WHAT IS EXPECTED: Using the text on Culhuacan, explain how the Mexica came to settle in Tizaapan.

───── EXCERPTED PASSAGE ─────

Culhuacan () was one of the Nahuatl-speaking pre-Columbian city-states of the Valley of Mexico. According to tradition, Culhuacan was founded by the Toltecs under Mixcoatl and was the first Toltec city. The Nahuatl speakers agreed that Culhuacán was the first city to give its rulers the title of "speaker" (tlatoani). In the sixteenth century following the Spanish conquest of the Aztec Empire, Culhuacan was incorporated into colonial New Spain and called a pueblo, but in local-level documentation in Nahuatl, residents continued to use the designation altepetl for their settlement.

History 
Culhuacan was perhaps the first of the chinampa towns founded on the shores of Lake Xochimilco, with chinampas dating to 1100 C.E.

From written records there is evidence that Culhuacan survived the fall of Tollan and maintained its prestige until the mid-14th century. According to the Crónica Mexicayotl, transcribed in 1609, in 1299, Culhuacan's tlatoani, Coxcoxtli, helped the Tepanecs of Azcapotzalco, the Xochimilca and other cities expel the Mexica from Chapultepec. Coxcoxtli then gave the Mexica permission to settle in the barren land of Tizaapan, southwest of Chapultepec, and they became vassals of Culhuacan. The Mexica subsequently assimilated into Culhuacan's culture and their warriors provided mercenaries for its wars.

The Tenochtitlan tlatoani Acamapichtli was a grandson of Coxcoxtli. Nevertheless, in 1377 Azcapotzalco subdued Culhuacán in large part with Aztec troops. In 1428, the Mexica tlatoani Itzcóatl helped to overthrow Azcapotzalco's hegemony, and accepted the title "Ruler of the Culhua".

Tlahtohqueh Cōlhuahcān (Colhuacan's rulers) 

 Huehue Topiltzin Nauhyotzin 717-763
 Nonohualcatl I 763-845
 Yohuallatonac 845-904
 Quetzalacxoyatzin 904-953
 Chalchiuhtlatonac 953-985
 Totepeuh 985-1026
 Nauhyotzin II 1026-1072
 Cuauhtexpetlatzin 1072-1129
 Nonohualcatl II 1130-1150
 Achitomecatl 1151-1171
 Cuauhtlatonac 1172-1185

(Chichimeca's dynasty)

───── DATA SUPPLIED ─────

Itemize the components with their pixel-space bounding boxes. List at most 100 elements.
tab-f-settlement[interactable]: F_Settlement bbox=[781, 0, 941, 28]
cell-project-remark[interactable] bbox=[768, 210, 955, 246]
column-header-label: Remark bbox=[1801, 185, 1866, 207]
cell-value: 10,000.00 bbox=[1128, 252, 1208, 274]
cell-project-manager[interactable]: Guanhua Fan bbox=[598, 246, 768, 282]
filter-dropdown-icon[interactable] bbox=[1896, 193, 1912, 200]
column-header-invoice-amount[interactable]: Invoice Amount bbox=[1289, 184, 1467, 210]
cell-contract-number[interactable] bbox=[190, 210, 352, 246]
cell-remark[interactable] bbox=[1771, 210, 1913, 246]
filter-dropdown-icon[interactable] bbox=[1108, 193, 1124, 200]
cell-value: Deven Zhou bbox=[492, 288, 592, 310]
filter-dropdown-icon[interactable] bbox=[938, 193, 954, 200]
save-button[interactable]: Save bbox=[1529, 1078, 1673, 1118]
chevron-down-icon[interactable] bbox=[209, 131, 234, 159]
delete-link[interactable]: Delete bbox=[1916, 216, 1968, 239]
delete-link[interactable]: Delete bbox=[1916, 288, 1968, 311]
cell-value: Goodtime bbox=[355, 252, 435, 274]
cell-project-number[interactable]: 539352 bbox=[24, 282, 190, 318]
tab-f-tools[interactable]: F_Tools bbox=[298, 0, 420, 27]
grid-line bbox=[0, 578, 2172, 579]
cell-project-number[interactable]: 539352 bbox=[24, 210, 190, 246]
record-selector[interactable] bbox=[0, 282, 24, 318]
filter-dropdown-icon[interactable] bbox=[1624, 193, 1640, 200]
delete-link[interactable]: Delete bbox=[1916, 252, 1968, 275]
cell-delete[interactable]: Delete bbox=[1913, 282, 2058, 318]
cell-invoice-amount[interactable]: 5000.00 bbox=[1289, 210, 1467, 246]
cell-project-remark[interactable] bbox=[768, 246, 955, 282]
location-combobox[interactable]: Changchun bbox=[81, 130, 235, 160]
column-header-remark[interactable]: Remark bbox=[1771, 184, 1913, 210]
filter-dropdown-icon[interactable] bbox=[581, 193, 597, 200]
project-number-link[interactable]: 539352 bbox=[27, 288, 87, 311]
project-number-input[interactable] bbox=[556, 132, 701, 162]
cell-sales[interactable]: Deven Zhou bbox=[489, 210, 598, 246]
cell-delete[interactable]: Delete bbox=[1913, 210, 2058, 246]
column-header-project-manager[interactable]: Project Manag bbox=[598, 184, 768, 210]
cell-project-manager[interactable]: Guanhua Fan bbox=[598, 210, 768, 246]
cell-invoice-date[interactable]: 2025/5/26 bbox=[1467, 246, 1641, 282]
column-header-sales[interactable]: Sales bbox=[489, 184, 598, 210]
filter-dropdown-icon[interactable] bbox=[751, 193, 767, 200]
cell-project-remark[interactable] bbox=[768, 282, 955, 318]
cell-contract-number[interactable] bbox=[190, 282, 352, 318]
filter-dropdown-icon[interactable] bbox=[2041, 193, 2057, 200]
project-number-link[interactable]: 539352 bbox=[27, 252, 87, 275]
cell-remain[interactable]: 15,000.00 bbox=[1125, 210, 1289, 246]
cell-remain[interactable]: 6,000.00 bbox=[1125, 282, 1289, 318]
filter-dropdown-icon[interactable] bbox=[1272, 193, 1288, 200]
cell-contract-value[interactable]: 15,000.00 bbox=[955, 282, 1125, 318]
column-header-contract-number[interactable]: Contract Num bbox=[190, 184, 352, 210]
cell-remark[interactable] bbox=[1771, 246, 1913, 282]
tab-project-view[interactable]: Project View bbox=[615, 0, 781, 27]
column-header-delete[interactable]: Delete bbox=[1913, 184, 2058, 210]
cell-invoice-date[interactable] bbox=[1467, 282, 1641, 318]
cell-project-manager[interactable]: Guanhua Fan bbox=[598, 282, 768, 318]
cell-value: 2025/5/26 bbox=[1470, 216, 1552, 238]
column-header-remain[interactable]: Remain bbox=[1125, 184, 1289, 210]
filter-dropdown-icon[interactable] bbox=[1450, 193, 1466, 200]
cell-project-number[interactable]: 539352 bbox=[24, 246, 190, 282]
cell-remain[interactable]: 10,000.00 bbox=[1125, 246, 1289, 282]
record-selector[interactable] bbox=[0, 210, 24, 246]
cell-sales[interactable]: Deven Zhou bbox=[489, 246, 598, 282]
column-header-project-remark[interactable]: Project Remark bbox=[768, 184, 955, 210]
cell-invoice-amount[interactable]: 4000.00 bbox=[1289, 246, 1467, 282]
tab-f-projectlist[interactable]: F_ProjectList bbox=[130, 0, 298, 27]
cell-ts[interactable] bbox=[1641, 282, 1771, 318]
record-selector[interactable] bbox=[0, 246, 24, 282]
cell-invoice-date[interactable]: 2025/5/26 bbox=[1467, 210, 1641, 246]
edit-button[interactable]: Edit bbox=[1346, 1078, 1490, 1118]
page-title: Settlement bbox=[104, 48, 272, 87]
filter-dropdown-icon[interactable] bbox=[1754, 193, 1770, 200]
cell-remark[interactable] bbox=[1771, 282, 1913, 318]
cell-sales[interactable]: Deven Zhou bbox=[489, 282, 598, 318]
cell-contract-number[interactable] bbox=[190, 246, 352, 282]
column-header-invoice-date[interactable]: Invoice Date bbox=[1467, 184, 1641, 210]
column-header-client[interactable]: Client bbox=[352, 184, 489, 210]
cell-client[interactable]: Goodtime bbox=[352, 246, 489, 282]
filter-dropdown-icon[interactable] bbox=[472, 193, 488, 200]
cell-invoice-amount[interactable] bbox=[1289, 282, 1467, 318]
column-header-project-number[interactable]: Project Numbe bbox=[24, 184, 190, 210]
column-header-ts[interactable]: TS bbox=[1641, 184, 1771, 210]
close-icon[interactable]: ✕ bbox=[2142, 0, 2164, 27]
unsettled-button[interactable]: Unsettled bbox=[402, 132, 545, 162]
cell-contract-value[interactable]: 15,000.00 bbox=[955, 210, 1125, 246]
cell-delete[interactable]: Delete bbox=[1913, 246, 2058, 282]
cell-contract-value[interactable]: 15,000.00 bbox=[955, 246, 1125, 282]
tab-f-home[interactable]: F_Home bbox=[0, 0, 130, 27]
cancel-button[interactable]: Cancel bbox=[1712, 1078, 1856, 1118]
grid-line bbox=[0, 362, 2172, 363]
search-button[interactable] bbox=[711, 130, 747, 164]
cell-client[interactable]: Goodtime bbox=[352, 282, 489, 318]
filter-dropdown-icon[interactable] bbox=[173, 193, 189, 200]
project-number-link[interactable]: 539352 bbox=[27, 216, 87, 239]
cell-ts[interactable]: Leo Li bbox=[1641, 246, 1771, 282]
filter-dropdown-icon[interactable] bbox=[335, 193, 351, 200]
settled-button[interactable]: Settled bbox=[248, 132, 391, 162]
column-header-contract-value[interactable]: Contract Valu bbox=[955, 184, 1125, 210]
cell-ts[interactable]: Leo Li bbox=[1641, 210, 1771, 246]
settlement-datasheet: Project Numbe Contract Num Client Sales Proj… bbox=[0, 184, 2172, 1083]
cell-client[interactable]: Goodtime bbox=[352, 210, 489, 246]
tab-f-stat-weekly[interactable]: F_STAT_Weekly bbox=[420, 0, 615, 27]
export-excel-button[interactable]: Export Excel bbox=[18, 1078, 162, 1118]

─────

WORKED ANSWER: According to the Crónica Mexicayotl, in 1299 Culhuacan's tlatoani Coxcoxtli helped the Tepanecs of Azcapotzalco, the Xochimilca and other cities drive the Mexica out of Chapultepec. Coxcoxtli then allowed them to settle in the barren land of Tizaapan, southwest of Chapultepec, and they became vassals of Culhuacan.